▸ Task objective: All entries must be repeated exactly; do not include the pictures.

▸ Data:
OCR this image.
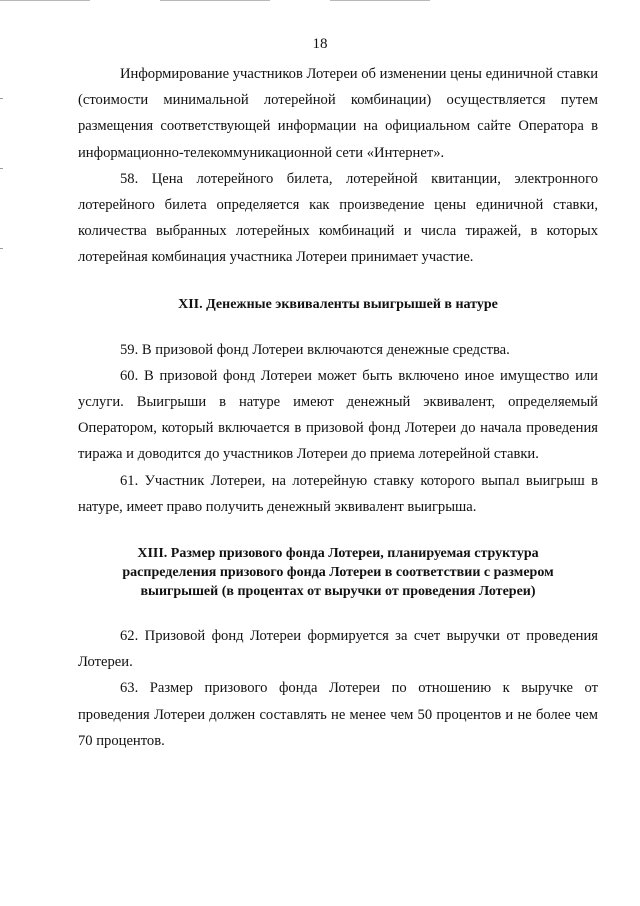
18

Информирование участников Лотереи об изменении цены единичной ставки (стоимости минимальной лотерейной комбинации) осуществляется путем размещения соответствующей информации на официальном сайте Оператора в информационно-телекоммуникационной сети «Интернет».

58. Цена лотерейного билета, лотерейной квитанции, электронного лотерейного билета определяется как произведение цены единичной ставки, количества выбранных лотерейных комбинаций и числа тиражей, в которых лотерейная комбинация участника Лотереи принимает участие.

XII. Денежные эквиваленты выигрышей в натуре

59. В призовой фонд Лотереи включаются денежные средства.

60. В призовой фонд Лотереи может быть включено иное имущество или услуги. Выигрыши в натуре имеют денежный эквивалент, определяемый Оператором, который включается в призовой фонд Лотереи до начала проведения тиража и доводится до участников Лотереи до приема лотерейной ставки.

61. Участник Лотереи, на лотерейную ставку которого выпал выигрыш в натуре, имеет право получить денежный эквивалент выигрыша.

XIII. Размер призового фонда Лотереи, планируемая структура распределения призового фонда Лотереи в соответствии с размером выигрышей (в процентах от выручки от проведения Лотереи)

62. Призовой фонд Лотереи формируется за счет выручки от проведения Лотереи.

63. Размер призового фонда Лотереи по отношению к выручке от проведения Лотереи должен составлять не менее чем 50 процентов и не более чем 70 процентов.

▸ Exercise answer:
OCR this image.
18

Информирование участников Лотереи об изменении цены единичной ставки (стоимости минимальной лотерейной комбинации) осуществляется путем размещения соответствующей информации на официальном сайте Оператора в информационно-телекоммуникационной сети «Интернет».

58. Цена лотерейного билета, лотерейной квитанции, электронного лотерейного билета определяется как произведение цены единичной ставки, количества выбранных лотерейных комбинаций и числа тиражей, в которых лотерейная комбинация участника Лотереи принимает участие.

XII. Денежные эквиваленты выигрышей в натуре

59. В призовой фонд Лотереи включаются денежные средства.

60. В призовой фонд Лотереи может быть включено иное имущество или услуги. Выигрыши в натуре имеют денежный эквивалент, определяемый Оператором, который включается в призовой фонд Лотереи до начала проведения тиража и доводится до участников Лотереи до приема лотерейной ставки.

61. Участник Лотереи, на лотерейную ставку которого выпал выигрыш в натуре, имеет право получить денежный эквивалент выигрыша.

XIII. Размер призового фонда Лотереи, планируемая структура распределения призового фонда Лотереи в соответствии с размером выигрышей (в процентах от выручки от проведения Лотереи)

62. Призовой фонд Лотереи формируется за счет выручки от проведения Лотереи.

63. Размер призового фонда Лотереи по отношению к выручке от проведения Лотереи должен составлять не менее чем 50 процентов и не более чем 70 процентов.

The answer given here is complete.